## [STATED EXERCISE]
Every line below should be repeated exactly.

(Extracted records)
-- START --

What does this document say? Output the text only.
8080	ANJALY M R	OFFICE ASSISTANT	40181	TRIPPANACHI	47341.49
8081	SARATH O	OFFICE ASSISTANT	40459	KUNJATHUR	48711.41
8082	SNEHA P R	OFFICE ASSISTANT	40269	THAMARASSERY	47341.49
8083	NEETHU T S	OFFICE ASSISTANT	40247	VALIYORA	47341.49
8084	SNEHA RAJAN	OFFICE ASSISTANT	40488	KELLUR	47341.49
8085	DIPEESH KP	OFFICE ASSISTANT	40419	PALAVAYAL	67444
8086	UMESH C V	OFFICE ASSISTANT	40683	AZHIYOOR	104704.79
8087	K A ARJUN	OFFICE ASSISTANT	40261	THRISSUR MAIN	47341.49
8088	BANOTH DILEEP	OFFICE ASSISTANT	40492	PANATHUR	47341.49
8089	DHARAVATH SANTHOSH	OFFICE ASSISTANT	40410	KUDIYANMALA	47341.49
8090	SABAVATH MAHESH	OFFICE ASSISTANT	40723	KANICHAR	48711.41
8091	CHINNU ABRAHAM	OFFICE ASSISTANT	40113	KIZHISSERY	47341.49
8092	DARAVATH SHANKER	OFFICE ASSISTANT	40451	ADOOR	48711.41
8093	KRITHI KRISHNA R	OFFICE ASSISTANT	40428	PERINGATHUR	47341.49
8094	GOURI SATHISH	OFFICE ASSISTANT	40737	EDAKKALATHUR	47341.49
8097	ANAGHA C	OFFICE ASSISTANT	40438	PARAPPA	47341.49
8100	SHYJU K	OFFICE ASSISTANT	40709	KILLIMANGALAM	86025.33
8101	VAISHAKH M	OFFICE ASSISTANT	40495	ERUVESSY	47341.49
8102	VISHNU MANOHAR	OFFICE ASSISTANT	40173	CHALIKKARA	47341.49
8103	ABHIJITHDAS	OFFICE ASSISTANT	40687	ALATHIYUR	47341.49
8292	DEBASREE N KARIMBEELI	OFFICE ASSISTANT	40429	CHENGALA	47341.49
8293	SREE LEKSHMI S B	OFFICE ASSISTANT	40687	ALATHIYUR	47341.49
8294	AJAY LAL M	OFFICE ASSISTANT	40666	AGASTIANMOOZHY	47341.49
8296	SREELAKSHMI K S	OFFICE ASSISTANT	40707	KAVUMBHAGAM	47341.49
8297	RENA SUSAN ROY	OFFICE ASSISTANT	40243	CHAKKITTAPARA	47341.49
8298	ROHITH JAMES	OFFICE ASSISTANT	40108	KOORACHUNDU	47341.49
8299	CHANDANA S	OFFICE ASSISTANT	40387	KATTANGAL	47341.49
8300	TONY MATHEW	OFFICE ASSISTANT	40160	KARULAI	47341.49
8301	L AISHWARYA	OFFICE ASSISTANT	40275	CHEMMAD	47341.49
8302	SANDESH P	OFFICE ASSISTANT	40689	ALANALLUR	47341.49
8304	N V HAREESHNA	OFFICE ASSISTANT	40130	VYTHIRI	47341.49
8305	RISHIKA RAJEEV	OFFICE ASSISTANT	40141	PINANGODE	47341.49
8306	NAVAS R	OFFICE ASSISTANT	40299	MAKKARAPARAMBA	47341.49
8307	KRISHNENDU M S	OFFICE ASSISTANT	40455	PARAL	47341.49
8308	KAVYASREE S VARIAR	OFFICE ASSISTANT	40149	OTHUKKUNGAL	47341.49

-- END --

## [THE OUTPUT]
What does this document say? Output the text only.
8080	ANJALY M R	OFFICE ASSISTANT	40181	TRIPPANACHI	47341.49
8081	SARATH O	OFFICE ASSISTANT	40459	KUNJATHUR	48711.41
8082	SNEHA P R	OFFICE ASSISTANT	40269	THAMARASSERY	47341.49
8083	NEETHU T S	OFFICE ASSISTANT	40247	VALIYORA	47341.49
8084	SNEHA RAJAN	OFFICE ASSISTANT	40488	KELLUR	47341.49
8085	DIPEESH KP	OFFICE ASSISTANT	40419	PALAVAYAL	67444
8086	UMESH C V	OFFICE ASSISTANT	40683	AZHIYOOR	104704.79
8087	K A ARJUN	OFFICE ASSISTANT	40261	THRISSUR MAIN	47341.49
8088	BANOTH DILEEP	OFFICE ASSISTANT	40492	PANATHUR	47341.49
8089	DHARAVATH SANTHOSH	OFFICE ASSISTANT	40410	KUDIYANMALA	47341.49
8090	SABAVATH MAHESH	OFFICE ASSISTANT	40723	KANICHAR	48711.41
8091	CHINNU ABRAHAM	OFFICE ASSISTANT	40113	KIZHISSERY	47341.49
8092	DARAVATH SHANKER	OFFICE ASSISTANT	40451	ADOOR	48711.41
8093	KRITHI KRISHNA R	OFFICE ASSISTANT	40428	PERINGATHUR	47341.49
8094	GOURI SATHISH	OFFICE ASSISTANT	40737	EDAKKALATHUR	47341.49
8097	ANAGHA C	OFFICE ASSISTANT	40438	PARAPPA	47341.49
8100	SHYJU K	OFFICE ASSISTANT	40709	KILLIMANGALAM	86025.33
8101	VAISHAKH M	OFFICE ASSISTANT	40495	ERUVESSY	47341.49
8102	VISHNU MANOHAR	OFFICE ASSISTANT	40173	CHALIKKARA	47341.49
8103	ABHIJITHDAS	OFFICE ASSISTANT	40687	ALATHIYUR	47341.49
8292	DEBASREE N KARIMBEELI	OFFICE ASSISTANT	40429	CHENGALA	47341.49
8293	SREE LEKSHMI S B	OFFICE ASSISTANT	40687	ALATHIYUR	47341.49
8294	AJAY LAL M	OFFICE ASSISTANT	40666	AGASTIANMOOZHY	47341.49
8296	SREELAKSHMI K S	OFFICE ASSISTANT	40707	KAVUMBHAGAM	47341.49
8297	RENA SUSAN ROY	OFFICE ASSISTANT	40243	CHAKKITTAPARA	47341.49
8298	ROHITH JAMES	OFFICE ASSISTANT	40108	KOORACHUNDU	47341.49
8299	CHANDANA S	OFFICE ASSISTANT	40387	KATTANGAL	47341.49
8300	TONY MATHEW	OFFICE ASSISTANT	40160	KARULAI	47341.49
8301	L AISHWARYA	OFFICE ASSISTANT	40275	CHEMMAD	47341.49
8302	SANDESH P	OFFICE ASSISTANT	40689	ALANALLUR	47341.49
8304	N V HAREESHNA	OFFICE ASSISTANT	40130	VYTHIRI	47341.49
8305	RISHIKA RAJEEV	OFFICE ASSISTANT	40141	PINANGODE	47341.49
8306	NAVAS R	OFFICE ASSISTANT	40299	MAKKARAPARAMBA	47341.49
8307	KRISHNENDU M S	OFFICE ASSISTANT	40455	PARAL	47341.49
8308	KAVYASREE S VARIAR	OFFICE ASSISTANT	40149	OTHUKKUNGAL	47341.49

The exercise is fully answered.